* **Exercise directions**: Gather each line containing the string "name" from these entries.
— Start Recorded information —
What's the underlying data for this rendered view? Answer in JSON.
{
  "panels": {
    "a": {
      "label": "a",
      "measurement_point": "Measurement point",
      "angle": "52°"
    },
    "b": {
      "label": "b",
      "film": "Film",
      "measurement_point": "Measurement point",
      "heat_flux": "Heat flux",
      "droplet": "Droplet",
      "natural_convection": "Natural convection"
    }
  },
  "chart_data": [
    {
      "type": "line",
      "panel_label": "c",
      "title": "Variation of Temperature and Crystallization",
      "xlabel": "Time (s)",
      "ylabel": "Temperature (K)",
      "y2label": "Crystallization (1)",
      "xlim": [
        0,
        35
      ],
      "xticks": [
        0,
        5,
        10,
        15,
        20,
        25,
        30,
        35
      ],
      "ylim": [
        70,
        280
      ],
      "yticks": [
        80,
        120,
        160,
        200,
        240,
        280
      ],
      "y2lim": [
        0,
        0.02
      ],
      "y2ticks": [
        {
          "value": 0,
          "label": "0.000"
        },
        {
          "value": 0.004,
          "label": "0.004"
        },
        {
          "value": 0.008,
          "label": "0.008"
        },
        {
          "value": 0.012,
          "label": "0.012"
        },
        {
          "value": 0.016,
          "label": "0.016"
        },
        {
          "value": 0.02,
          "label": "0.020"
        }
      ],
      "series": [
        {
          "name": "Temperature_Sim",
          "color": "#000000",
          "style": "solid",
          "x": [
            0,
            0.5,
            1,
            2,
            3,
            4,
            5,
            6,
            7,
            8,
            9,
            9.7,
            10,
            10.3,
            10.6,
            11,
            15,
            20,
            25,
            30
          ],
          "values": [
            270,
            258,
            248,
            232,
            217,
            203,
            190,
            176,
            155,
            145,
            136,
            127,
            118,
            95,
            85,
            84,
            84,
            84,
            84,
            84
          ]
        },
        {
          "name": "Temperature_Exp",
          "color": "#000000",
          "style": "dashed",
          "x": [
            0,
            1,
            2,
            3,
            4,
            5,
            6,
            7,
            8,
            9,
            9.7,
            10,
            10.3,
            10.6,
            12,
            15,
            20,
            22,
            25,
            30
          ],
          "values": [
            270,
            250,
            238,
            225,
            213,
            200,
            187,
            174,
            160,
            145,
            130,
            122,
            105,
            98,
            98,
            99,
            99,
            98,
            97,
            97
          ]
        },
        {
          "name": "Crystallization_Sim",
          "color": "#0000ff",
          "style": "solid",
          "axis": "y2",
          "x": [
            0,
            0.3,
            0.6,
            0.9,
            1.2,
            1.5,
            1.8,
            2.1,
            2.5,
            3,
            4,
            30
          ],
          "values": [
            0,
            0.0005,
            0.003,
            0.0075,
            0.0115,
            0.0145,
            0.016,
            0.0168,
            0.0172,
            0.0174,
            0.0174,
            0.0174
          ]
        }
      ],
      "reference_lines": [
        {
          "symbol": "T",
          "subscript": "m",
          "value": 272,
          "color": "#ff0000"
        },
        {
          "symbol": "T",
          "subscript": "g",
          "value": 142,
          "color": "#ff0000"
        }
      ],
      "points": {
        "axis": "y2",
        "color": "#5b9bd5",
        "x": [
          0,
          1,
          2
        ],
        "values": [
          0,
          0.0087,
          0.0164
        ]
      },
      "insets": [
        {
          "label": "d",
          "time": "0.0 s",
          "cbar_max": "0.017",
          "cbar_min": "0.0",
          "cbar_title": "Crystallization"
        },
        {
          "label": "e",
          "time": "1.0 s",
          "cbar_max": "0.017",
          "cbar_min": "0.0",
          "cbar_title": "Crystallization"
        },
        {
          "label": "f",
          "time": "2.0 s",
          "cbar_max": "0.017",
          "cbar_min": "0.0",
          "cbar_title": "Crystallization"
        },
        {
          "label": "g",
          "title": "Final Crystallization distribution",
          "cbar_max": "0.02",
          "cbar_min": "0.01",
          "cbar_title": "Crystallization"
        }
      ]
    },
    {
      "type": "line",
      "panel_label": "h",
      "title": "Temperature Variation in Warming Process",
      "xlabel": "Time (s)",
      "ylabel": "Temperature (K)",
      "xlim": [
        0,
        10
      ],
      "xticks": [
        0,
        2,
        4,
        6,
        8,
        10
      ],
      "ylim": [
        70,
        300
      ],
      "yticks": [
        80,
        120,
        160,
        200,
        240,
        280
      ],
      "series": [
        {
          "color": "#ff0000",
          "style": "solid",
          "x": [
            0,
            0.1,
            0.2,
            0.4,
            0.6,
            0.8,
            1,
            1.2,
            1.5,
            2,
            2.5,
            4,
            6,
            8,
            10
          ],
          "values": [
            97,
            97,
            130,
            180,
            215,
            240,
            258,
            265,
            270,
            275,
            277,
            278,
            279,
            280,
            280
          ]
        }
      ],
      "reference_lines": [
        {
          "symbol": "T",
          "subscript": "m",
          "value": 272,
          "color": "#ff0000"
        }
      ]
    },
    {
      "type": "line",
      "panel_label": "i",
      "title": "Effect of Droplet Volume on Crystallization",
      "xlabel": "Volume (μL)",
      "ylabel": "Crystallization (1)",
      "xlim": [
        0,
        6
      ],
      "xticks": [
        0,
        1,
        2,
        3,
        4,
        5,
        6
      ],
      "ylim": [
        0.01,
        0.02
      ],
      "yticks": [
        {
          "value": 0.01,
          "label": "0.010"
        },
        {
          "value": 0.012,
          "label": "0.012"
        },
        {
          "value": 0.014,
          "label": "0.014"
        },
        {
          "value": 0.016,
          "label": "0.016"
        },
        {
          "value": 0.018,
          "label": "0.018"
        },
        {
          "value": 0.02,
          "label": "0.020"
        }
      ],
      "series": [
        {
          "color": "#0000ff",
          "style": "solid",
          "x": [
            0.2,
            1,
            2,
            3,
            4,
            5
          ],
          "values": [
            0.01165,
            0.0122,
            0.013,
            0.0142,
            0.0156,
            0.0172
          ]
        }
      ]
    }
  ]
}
— End Recorded information —
* **Response to this exercise**:
          "name": "Temperature_Sim",
          "name": "Temperature_Exp",
          "name": "Crystallization_Sim",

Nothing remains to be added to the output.